Provided material:
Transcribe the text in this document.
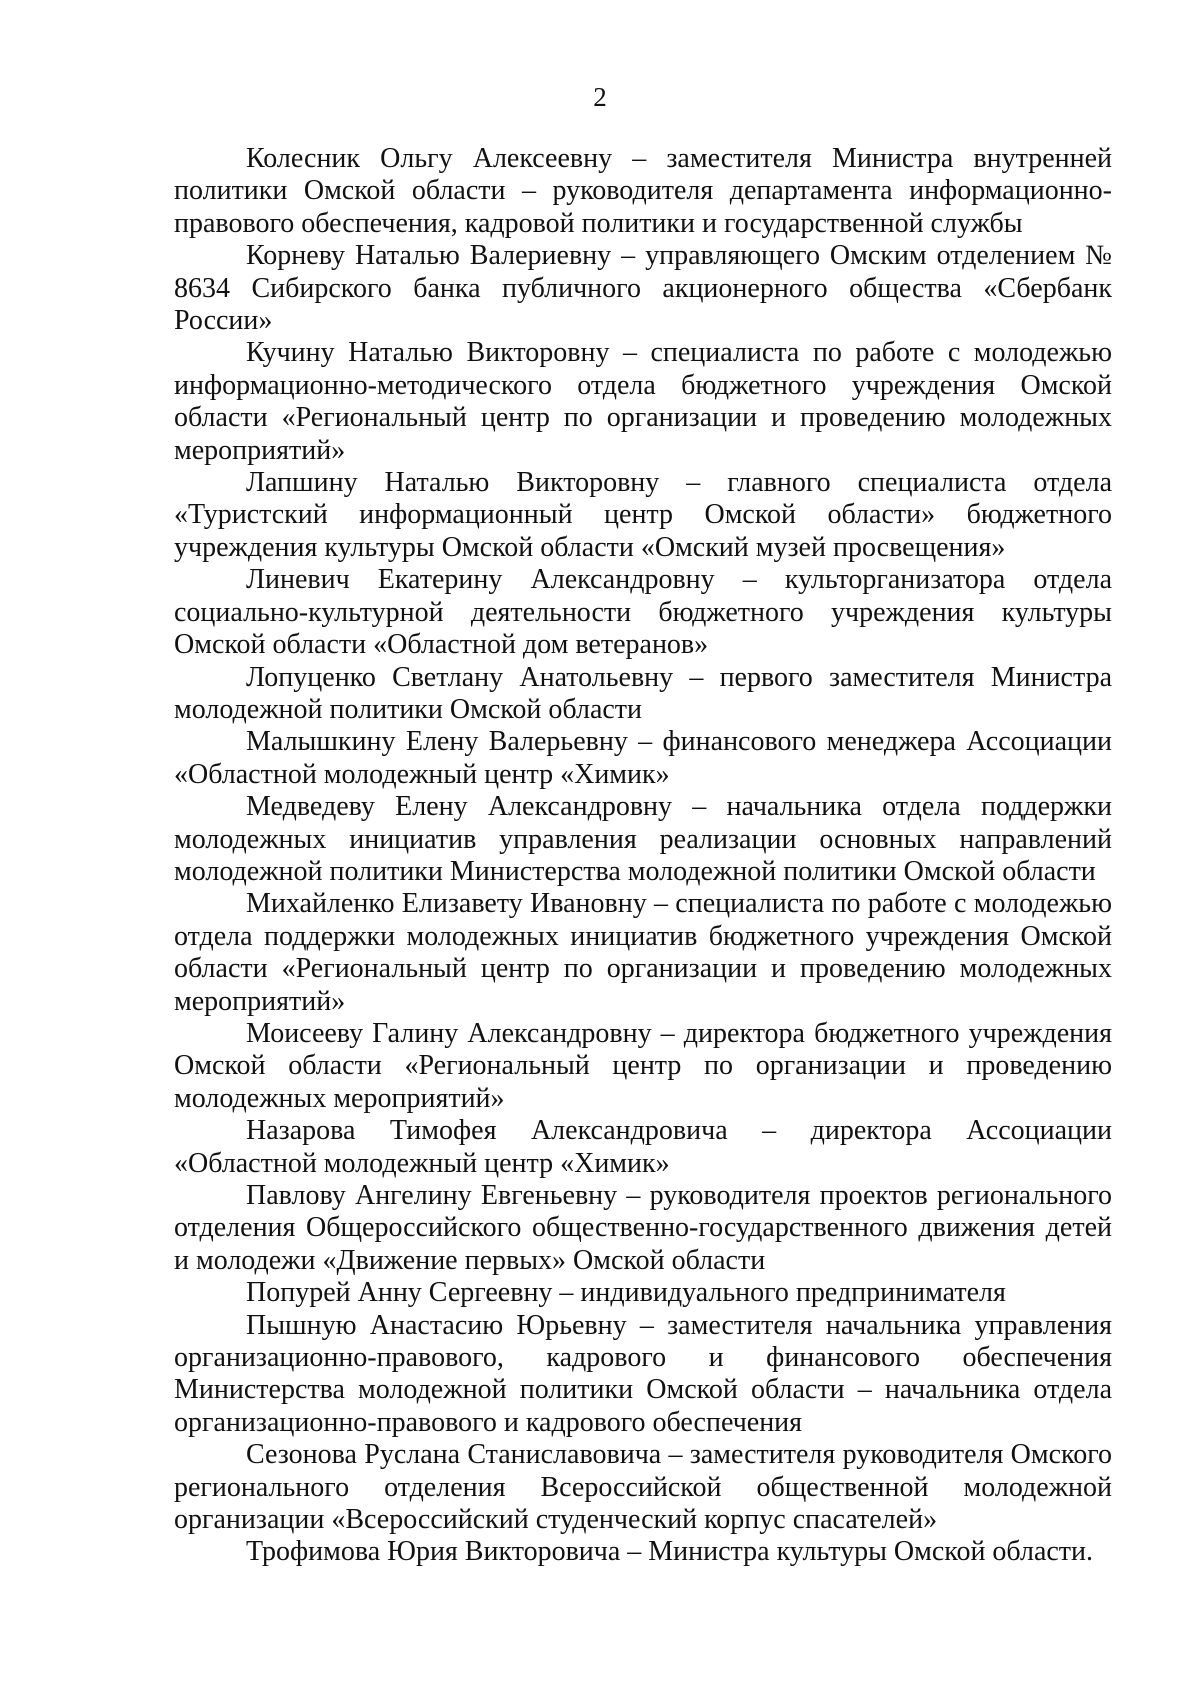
2

Колесник Ольгу Алексеевну – заместителя Министра внутренней политики Омской области – руководителя департамента информационно-правового обеспечения, кадровой политики и государственной службы

Корневу Наталью Валериевну – управляющего Омским отделением № 8634 Сибирского банка публичного акционерного общества «Сбербанк России»

Кучину Наталью Викторовну – специалиста по работе с молодежью информационно-методического отдела бюджетного учреждения Омской области «Региональный центр по организации и проведению молодежных мероприятий»

Лапшину Наталью Викторовну – главного специалиста отдела «Туристский информационный центр Омской области» бюджетного учреждения культуры Омской области «Омский музей просвещения»

Линевич Екатерину Александровну – культорганизатора отдела социально-культурной деятельности бюджетного учреждения культуры Омской области «Областной дом ветеранов»

Лопуценко Светлану Анатольевну – первого заместителя Министра молодежной политики Омской области

Малышкину Елену Валерьевну – финансового менеджера Ассоциации «Областной молодежный центр «Химик»

Медведеву Елену Александровну – начальника отдела поддержки молодежных инициатив управления реализации основных направлений молодежной политики Министерства молодежной политики Омской области

Михайленко Елизавету Ивановну – специалиста по работе с молодежью отдела поддержки молодежных инициатив бюджетного учреждения Омской области «Региональный центр по организации и проведению молодежных мероприятий»

Моисееву Галину Александровну – директора бюджетного учреждения Омской области «Региональный центр по организации и проведению молодежных мероприятий»

Назарова Тимофея Александровича – директора Ассоциации «Областной молодежный центр «Химик»

Павлову Ангелину Евгеньевну – руководителя проектов регионального отделения Общероссийского общественно-государственного движения детей и молодежи «Движение первых» Омской области

Попурей Анну Сергеевну – индивидуального предпринимателя

Пышную Анастасию Юрьевну – заместителя начальника управления организационно-правового, кадрового и финансового обеспечения Министерства молодежной политики Омской области – начальника отдела организационно-правового и кадрового обеспечения

Сезонова Руслана Станиславовича – заместителя руководителя Омского регионального отделения Всероссийской общественной молодежной организации «Всероссийский студенческий корпус спасателей»

Трофимова Юрия Викторовича – Министра культуры Омской области.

Given request: Find the word "Химик" in the material, then list each line that holds it.

Response:
Малышкину Елену Валерьевну – финансового менеджера Ассоциации «Областной молодежный центр «Химик»
Назарова Тимофея Александровича – директора Ассоциации «Областной молодежный центр «Химик»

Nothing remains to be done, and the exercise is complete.